[START Records to process]

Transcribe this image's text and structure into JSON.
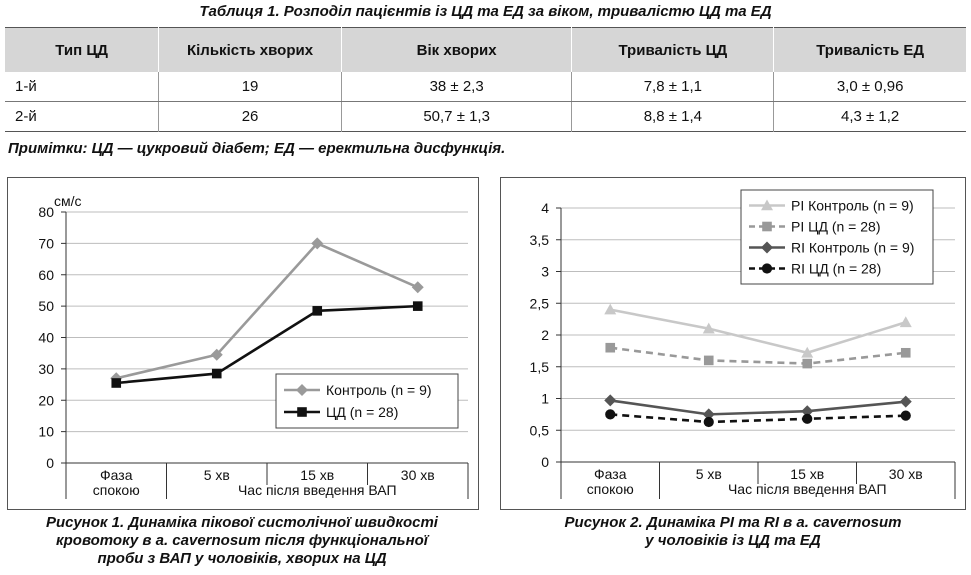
{
  "table": {
    "title": "Таблиця 1.  Розподіл пацієнтів із ЦД та ЕД за віком, тривалістю ЦД та ЕД",
    "headers": [
      "Тип ЦД",
      "Кількість хворих",
      "Вік хворих",
      "Тривалість ЦД",
      "Тривалість ЕД"
    ],
    "rows": [
      [
        "1-й",
        "19",
        "38 ± 2,3",
        "7,8 ± 1,1",
        "3,0 ± 0,96"
      ],
      [
        "2-й",
        "26",
        "50,7 ± 1,3",
        "8,8 ± 1,4",
        "4,3 ± 1,2"
      ]
    ],
    "notes": "Примітки: ЦД — цукровий діабет; ЕД — еректильна дисфункція."
  },
  "chart_data": [
    {
      "type": "line",
      "unit_label": "см/с",
      "categories": [
        "Фаза спокою",
        "5 хв",
        "15 хв",
        "30 хв"
      ],
      "category_lines": [
        [
          "Фаза",
          "спокою"
        ],
        [
          "5 хв"
        ],
        [
          "15 хв"
        ],
        [
          "30 хв"
        ]
      ],
      "xlabel": "Час після введення ВАП",
      "ylim": [
        0,
        80
      ],
      "yticks": [
        "0",
        "10",
        "20",
        "30",
        "40",
        "50",
        "60",
        "70",
        "80"
      ],
      "yvals": [
        0,
        10,
        20,
        30,
        40,
        50,
        60,
        70,
        80
      ],
      "grid": true,
      "legend_position": "bottom-right",
      "series": [
        {
          "name": "Контроль (n = 9)",
          "values": [
            27,
            34.5,
            70,
            56
          ],
          "color": "#9a9a9a",
          "marker": "diamond",
          "dash": "solid"
        },
        {
          "name": "ЦД (n = 28)",
          "values": [
            25.5,
            28.5,
            48.5,
            50
          ],
          "color": "#111111",
          "marker": "square",
          "dash": "solid"
        }
      ],
      "caption": [
        "Рисунок 1.  Динаміка пікової систолічної швидкості",
        "кровотоку в a. cavernosum після функціональної",
        "проби з ВАП у чоловіків, хворих на ЦД"
      ]
    },
    {
      "type": "line",
      "categories": [
        "Фаза спокою",
        "5 хв",
        "15 хв",
        "30 хв"
      ],
      "category_lines": [
        [
          "Фаза",
          "спокою"
        ],
        [
          "5 хв"
        ],
        [
          "15 хв"
        ],
        [
          "30 хв"
        ]
      ],
      "xlabel": "Час після введення ВАП",
      "ylim": [
        0,
        4
      ],
      "yticks": [
        "0",
        "0,5",
        "1",
        "1,5",
        "2",
        "2,5",
        "3",
        "3,5",
        "4"
      ],
      "yvals": [
        0,
        0.5,
        1,
        1.5,
        2,
        2.5,
        3,
        3.5,
        4
      ],
      "grid": true,
      "legend_position": "top-right",
      "series": [
        {
          "name": "PI Контроль (n = 9)",
          "values": [
            2.4,
            2.1,
            1.72,
            2.2
          ],
          "color": "#c8c8c8",
          "marker": "triangle",
          "dash": "solid"
        },
        {
          "name": "PI ЦД (n = 28)",
          "values": [
            1.8,
            1.6,
            1.55,
            1.72
          ],
          "color": "#999999",
          "marker": "square",
          "dash": "dashed"
        },
        {
          "name": "RI Контроль (n = 9)",
          "values": [
            0.97,
            0.75,
            0.8,
            0.95
          ],
          "color": "#555555",
          "marker": "diamond",
          "dash": "solid"
        },
        {
          "name": "RI ЦД (n = 28)",
          "values": [
            0.75,
            0.63,
            0.68,
            0.73
          ],
          "color": "#111111",
          "marker": "circle",
          "dash": "dashed"
        }
      ],
      "caption": [
        "Рисунок 2.  Динаміка PI та RI в a. cavernosum",
        "у чоловіків із ЦД та ЕД"
      ]
    }
  ]
}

[END Records to process]

- **Stated task**:
Copy out all the data exactly; skip the pictures.

- **Expected answer**:
Transcribe this image's text and structure into JSON.
{
  "table": {
    "title": "Таблиця 1.  Розподіл пацієнтів із ЦД та ЕД за віком, тривалістю ЦД та ЕД",
    "headers": [
      "Тип ЦД",
      "Кількість хворих",
      "Вік хворих",
      "Тривалість ЦД",
      "Тривалість ЕД"
    ],
    "rows": [
      [
        "1-й",
        "19",
        "38 ± 2,3",
        "7,8 ± 1,1",
        "3,0 ± 0,96"
      ],
      [
        "2-й",
        "26",
        "50,7 ± 1,3",
        "8,8 ± 1,4",
        "4,3 ± 1,2"
      ]
    ],
    "notes": "Примітки: ЦД — цукровий діабет; ЕД — еректильна дисфункція."
  },
  "chart_data": [
    {
      "type": "line",
      "unit_label": "см/с",
      "categories": [
        "Фаза спокою",
        "5 хв",
        "15 хв",
        "30 хв"
      ],
      "category_lines": [
        [
          "Фаза",
          "спокою"
        ],
        [
          "5 хв"
        ],
        [
          "15 хв"
        ],
        [
          "30 хв"
        ]
      ],
      "xlabel": "Час після введення ВАП",
      "ylim": [
        0,
        80
      ],
      "yticks": [
        "0",
        "10",
        "20",
        "30",
        "40",
        "50",
        "60",
        "70",
        "80"
      ],
      "yvals": [
        0,
        10,
        20,
        30,
        40,
        50,
        60,
        70,
        80
      ],
      "grid": true,
      "legend_position": "bottom-right",
      "series": [
        {
          "name": "Контроль (n = 9)",
          "values": [
            27,
            34.5,
            70,
            56
          ],
          "color": "#9a9a9a",
          "marker": "diamond",
          "dash": "solid"
        },
        {
          "name": "ЦД (n = 28)",
          "values": [
            25.5,
            28.5,
            48.5,
            50
          ],
          "color": "#111111",
          "marker": "square",
          "dash": "solid"
        }
      ],
      "caption": [
        "Рисунок 1.  Динаміка пікової систолічної швидкості",
        "кровотоку в a. cavernosum після функціональної",
        "проби з ВАП у чоловіків, хворих на ЦД"
      ]
    },
    {
      "type": "line",
      "categories": [
        "Фаза спокою",
        "5 хв",
        "15 хв",
        "30 хв"
      ],
      "category_lines": [
        [
          "Фаза",
          "спокою"
        ],
        [
          "5 хв"
        ],
        [
          "15 хв"
        ],
        [
          "30 хв"
        ]
      ],
      "xlabel": "Час після введення ВАП",
      "ylim": [
        0,
        4
      ],
      "yticks": [
        "0",
        "0,5",
        "1",
        "1,5",
        "2",
        "2,5",
        "3",
        "3,5",
        "4"
      ],
      "yvals": [
        0,
        0.5,
        1,
        1.5,
        2,
        2.5,
        3,
        3.5,
        4
      ],
      "grid": true,
      "legend_position": "top-right",
      "series": [
        {
          "name": "PI Контроль (n = 9)",
          "values": [
            2.4,
            2.1,
            1.72,
            2.2
          ],
          "color": "#c8c8c8",
          "marker": "triangle",
          "dash": "solid"
        },
        {
          "name": "PI ЦД (n = 28)",
          "values": [
            1.8,
            1.6,
            1.55,
            1.72
          ],
          "color": "#999999",
          "marker": "square",
          "dash": "dashed"
        },
        {
          "name": "RI Контроль (n = 9)",
          "values": [
            0.97,
            0.75,
            0.8,
            0.95
          ],
          "color": "#555555",
          "marker": "diamond",
          "dash": "solid"
        },
        {
          "name": "RI ЦД (n = 28)",
          "values": [
            0.75,
            0.63,
            0.68,
            0.73
          ],
          "color": "#111111",
          "marker": "circle",
          "dash": "dashed"
        }
      ],
      "caption": [
        "Рисунок 2.  Динаміка PI та RI в a. cavernosum",
        "у чоловіків із ЦД та ЕД"
      ]
    }
  ]
}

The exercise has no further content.